# START OF Given records
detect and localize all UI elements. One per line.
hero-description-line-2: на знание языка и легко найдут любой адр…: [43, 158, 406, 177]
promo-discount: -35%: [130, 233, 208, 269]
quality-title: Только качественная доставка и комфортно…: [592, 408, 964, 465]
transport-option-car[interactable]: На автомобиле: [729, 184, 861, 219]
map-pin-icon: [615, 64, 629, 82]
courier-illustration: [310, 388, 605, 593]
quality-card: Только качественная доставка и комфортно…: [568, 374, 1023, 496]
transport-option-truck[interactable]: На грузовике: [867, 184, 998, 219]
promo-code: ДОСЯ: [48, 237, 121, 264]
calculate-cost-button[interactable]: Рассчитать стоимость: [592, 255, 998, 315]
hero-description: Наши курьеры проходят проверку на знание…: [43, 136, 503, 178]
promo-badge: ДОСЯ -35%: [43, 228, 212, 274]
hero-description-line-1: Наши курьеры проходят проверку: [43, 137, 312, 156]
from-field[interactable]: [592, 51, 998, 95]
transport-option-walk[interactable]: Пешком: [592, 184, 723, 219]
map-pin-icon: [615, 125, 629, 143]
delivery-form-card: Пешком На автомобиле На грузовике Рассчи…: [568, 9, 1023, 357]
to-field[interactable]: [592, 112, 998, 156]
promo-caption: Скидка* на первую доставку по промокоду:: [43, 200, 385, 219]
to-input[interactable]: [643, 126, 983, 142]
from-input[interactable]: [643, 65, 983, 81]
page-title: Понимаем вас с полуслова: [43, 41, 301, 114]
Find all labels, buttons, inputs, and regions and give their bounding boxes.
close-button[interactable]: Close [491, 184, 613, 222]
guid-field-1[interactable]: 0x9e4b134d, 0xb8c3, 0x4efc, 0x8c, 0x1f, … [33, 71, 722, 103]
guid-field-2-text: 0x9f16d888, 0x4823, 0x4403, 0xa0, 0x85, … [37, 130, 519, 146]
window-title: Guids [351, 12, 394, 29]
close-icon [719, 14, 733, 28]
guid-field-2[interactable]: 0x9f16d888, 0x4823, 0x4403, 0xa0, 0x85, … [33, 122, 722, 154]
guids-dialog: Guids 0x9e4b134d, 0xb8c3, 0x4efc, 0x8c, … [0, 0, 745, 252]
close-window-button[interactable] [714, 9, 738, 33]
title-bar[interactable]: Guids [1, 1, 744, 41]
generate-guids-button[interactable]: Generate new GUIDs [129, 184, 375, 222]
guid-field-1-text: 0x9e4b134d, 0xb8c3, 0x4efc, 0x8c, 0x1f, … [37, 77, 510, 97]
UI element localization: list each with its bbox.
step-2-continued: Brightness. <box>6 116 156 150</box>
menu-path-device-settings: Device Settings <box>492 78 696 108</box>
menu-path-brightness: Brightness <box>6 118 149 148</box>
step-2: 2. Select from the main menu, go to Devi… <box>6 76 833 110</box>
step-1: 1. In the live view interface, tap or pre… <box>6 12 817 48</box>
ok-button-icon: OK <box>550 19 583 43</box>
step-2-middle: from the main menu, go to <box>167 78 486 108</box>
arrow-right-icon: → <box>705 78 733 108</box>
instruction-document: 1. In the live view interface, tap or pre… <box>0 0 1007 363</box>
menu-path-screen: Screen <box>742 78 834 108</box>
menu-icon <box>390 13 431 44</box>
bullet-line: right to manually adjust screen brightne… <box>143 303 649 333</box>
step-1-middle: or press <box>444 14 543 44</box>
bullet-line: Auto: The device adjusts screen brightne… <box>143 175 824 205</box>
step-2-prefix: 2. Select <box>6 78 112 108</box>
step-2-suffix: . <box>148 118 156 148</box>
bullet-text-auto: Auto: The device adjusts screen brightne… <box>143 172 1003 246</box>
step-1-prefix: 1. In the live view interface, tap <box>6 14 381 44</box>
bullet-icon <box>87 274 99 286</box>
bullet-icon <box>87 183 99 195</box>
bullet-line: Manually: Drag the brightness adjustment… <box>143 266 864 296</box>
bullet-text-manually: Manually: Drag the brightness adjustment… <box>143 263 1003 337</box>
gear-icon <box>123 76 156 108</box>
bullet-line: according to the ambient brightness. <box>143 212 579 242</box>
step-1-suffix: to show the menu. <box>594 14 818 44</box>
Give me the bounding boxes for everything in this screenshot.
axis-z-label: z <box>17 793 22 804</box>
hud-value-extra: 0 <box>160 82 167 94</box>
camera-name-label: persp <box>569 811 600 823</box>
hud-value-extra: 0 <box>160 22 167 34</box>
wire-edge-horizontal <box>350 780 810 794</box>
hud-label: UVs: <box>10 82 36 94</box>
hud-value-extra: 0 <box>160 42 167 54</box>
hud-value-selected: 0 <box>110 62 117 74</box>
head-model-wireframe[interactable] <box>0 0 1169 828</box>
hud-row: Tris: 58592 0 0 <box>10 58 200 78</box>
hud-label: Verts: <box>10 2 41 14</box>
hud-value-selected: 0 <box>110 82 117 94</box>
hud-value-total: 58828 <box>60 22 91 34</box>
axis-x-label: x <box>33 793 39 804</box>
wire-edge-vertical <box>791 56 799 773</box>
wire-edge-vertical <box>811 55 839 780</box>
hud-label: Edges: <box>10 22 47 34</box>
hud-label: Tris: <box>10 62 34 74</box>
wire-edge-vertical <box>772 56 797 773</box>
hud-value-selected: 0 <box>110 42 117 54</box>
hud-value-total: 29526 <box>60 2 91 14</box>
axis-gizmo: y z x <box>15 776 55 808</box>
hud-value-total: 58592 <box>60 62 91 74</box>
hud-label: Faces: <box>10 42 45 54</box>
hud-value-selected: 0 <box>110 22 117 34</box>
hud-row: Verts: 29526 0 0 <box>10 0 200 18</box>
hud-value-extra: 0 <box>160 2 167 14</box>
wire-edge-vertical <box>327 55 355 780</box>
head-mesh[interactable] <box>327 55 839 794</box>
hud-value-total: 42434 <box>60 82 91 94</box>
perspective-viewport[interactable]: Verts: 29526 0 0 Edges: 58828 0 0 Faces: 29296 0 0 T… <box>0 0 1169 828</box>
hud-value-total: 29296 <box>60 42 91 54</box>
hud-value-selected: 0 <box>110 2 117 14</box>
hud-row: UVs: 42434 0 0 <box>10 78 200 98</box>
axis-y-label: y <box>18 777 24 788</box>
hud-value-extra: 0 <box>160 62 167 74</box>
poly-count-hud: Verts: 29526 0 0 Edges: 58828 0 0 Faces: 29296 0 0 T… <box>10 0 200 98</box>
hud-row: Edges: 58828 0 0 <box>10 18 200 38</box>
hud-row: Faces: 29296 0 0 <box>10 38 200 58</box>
# END OF Given records
# Set exercise
Please quote every line of the items above word for word, with nothing altered, added, or left out.

# Answer to the problem
detect and localize all UI elements. One per line.
hero-description-line-2: на знание языка и легко найдут любой адр…: [43, 158, 406, 177]
promo-discount: -35%: [130, 233, 208, 269]
quality-title: Только качественная доставка и комфортно…: [592, 408, 964, 465]
transport-option-car[interactable]: На автомобиле: [729, 184, 861, 219]
map-pin-icon: [615, 64, 629, 82]
courier-illustration: [310, 388, 605, 593]
quality-card: Только качественная доставка и комфортно…: [568, 374, 1023, 496]
transport-option-truck[interactable]: На грузовике: [867, 184, 998, 219]
promo-code: ДОСЯ: [48, 237, 121, 264]
calculate-cost-button[interactable]: Рассчитать стоимость: [592, 255, 998, 315]
hero-description: Наши курьеры проходят проверку на знание…: [43, 136, 503, 178]
promo-badge: ДОСЯ -35%: [43, 228, 212, 274]
hero-description-line-1: Наши курьеры проходят проверку: [43, 137, 312, 156]
from-field[interactable]: [592, 51, 998, 95]
transport-option-walk[interactable]: Пешком: [592, 184, 723, 219]
map-pin-icon: [615, 125, 629, 143]
delivery-form-card: Пешком На автомобиле На грузовике Рассчи…: [568, 9, 1023, 357]
to-field[interactable]: [592, 112, 998, 156]
promo-caption: Скидка* на первую доставку по промокоду:: [43, 200, 385, 219]
to-input[interactable]: [643, 126, 983, 142]
from-input[interactable]: [643, 65, 983, 81]
page-title: Понимаем вас с полуслова: [43, 41, 301, 114]
Find all labels, buttons, inputs, and regions and give their bounding boxes.
close-button[interactable]: Close [491, 184, 613, 222]
guid-field-1[interactable]: 0x9e4b134d, 0xb8c3, 0x4efc, 0x8c, 0x1f, … [33, 71, 722, 103]
guid-field-2-text: 0x9f16d888, 0x4823, 0x4403, 0xa0, 0x85, … [37, 130, 519, 146]
window-title: Guids [351, 12, 394, 29]
close-icon [719, 14, 733, 28]
guid-field-2[interactable]: 0x9f16d888, 0x4823, 0x4403, 0xa0, 0x85, … [33, 122, 722, 154]
guids-dialog: Guids 0x9e4b134d, 0xb8c3, 0x4efc, 0x8c, … [0, 0, 745, 252]
close-window-button[interactable] [714, 9, 738, 33]
title-bar[interactable]: Guids [1, 1, 744, 41]
generate-guids-button[interactable]: Generate new GUIDs [129, 184, 375, 222]
guid-field-1-text: 0x9e4b134d, 0xb8c3, 0x4efc, 0x8c, 0x1f, … [37, 77, 510, 97]
UI element localization: list each with its bbox.
step-2-continued: Brightness. <box>6 116 156 150</box>
menu-path-device-settings: Device Settings <box>492 78 696 108</box>
menu-path-brightness: Brightness <box>6 118 149 148</box>
step-2: 2. Select from the main menu, go to Devi… <box>6 76 833 110</box>
step-1: 1. In the live view interface, tap or pre… <box>6 12 817 48</box>
ok-button-icon: OK <box>550 19 583 43</box>
step-2-middle: from the main menu, go to <box>167 78 486 108</box>
arrow-right-icon: → <box>705 78 733 108</box>
instruction-document: 1. In the live view interface, tap or pre… <box>0 0 1007 363</box>
menu-path-screen: Screen <box>742 78 834 108</box>
menu-icon <box>390 13 431 44</box>
bullet-line: right to manually adjust screen brightne… <box>143 303 649 333</box>
step-1-middle: or press <box>444 14 543 44</box>
bullet-line: Auto: The device adjusts screen brightne… <box>143 175 824 205</box>
step-2-prefix: 2. Select <box>6 78 112 108</box>
step-2-suffix: . <box>148 118 156 148</box>
bullet-text-auto: Auto: The device adjusts screen brightne… <box>143 172 1003 246</box>
step-1-prefix: 1. In the live view interface, tap <box>6 14 381 44</box>
bullet-icon <box>87 274 99 286</box>
bullet-icon <box>87 183 99 195</box>
bullet-line: Manually: Drag the brightness adjustment… <box>143 266 864 296</box>
bullet-text-manually: Manually: Drag the brightness adjustment… <box>143 263 1003 337</box>
gear-icon <box>123 76 156 108</box>
bullet-line: according to the ambient brightness. <box>143 212 579 242</box>
step-1-suffix: to show the menu. <box>594 14 818 44</box>
Give me the bounding boxes for everything in this screenshot.
axis-z-label: z <box>17 793 22 804</box>
hud-value-extra: 0 <box>160 82 167 94</box>
camera-name-label: persp <box>569 811 600 823</box>
hud-value-extra: 0 <box>160 22 167 34</box>
wire-edge-horizontal <box>350 780 810 794</box>
hud-label: UVs: <box>10 82 36 94</box>
hud-value-extra: 0 <box>160 42 167 54</box>
hud-value-selected: 0 <box>110 62 117 74</box>
head-model-wireframe[interactable] <box>0 0 1169 828</box>
hud-row: Tris: 58592 0 0 <box>10 58 200 78</box>
hud-label: Verts: <box>10 2 41 14</box>
hud-value-selected: 0 <box>110 82 117 94</box>
hud-value-total: 58828 <box>60 22 91 34</box>
axis-x-label: x <box>33 793 39 804</box>
wire-edge-vertical <box>791 56 799 773</box>
wire-edge-vertical <box>811 55 839 780</box>
hud-label: Edges: <box>10 22 47 34</box>
hud-label: Tris: <box>10 62 34 74</box>
wire-edge-vertical <box>772 56 797 773</box>
hud-value-selected: 0 <box>110 42 117 54</box>
hud-value-total: 29526 <box>60 2 91 14</box>
axis-gizmo: y z x <box>15 776 55 808</box>
hud-value-total: 58592 <box>60 62 91 74</box>
hud-label: Faces: <box>10 42 45 54</box>
hud-value-selected: 0 <box>110 22 117 34</box>
hud-row: Verts: 29526 0 0 <box>10 0 200 18</box>
hud-value-extra: 0 <box>160 2 167 14</box>
wire-edge-vertical <box>327 55 355 780</box>
head-mesh[interactable] <box>327 55 839 794</box>
hud-value-total: 42434 <box>60 82 91 94</box>
perspective-viewport[interactable]: Verts: 29526 0 0 Edges: 58828 0 0 Faces: 29296 0 0 T… <box>0 0 1169 828</box>
hud-value-total: 29296 <box>60 42 91 54</box>
hud-value-selected: 0 <box>110 2 117 14</box>
hud-row: UVs: 42434 0 0 <box>10 78 200 98</box>
axis-y-label: y <box>18 777 24 788</box>
hud-value-extra: 0 <box>160 62 167 74</box>
poly-count-hud: Verts: 29526 0 0 Edges: 58828 0 0 Faces: 29296 0 0 T… <box>10 0 200 98</box>
hud-row: Edges: 58828 0 0 <box>10 18 200 38</box>
hud-row: Faces: 29296 0 0 <box>10 38 200 58</box>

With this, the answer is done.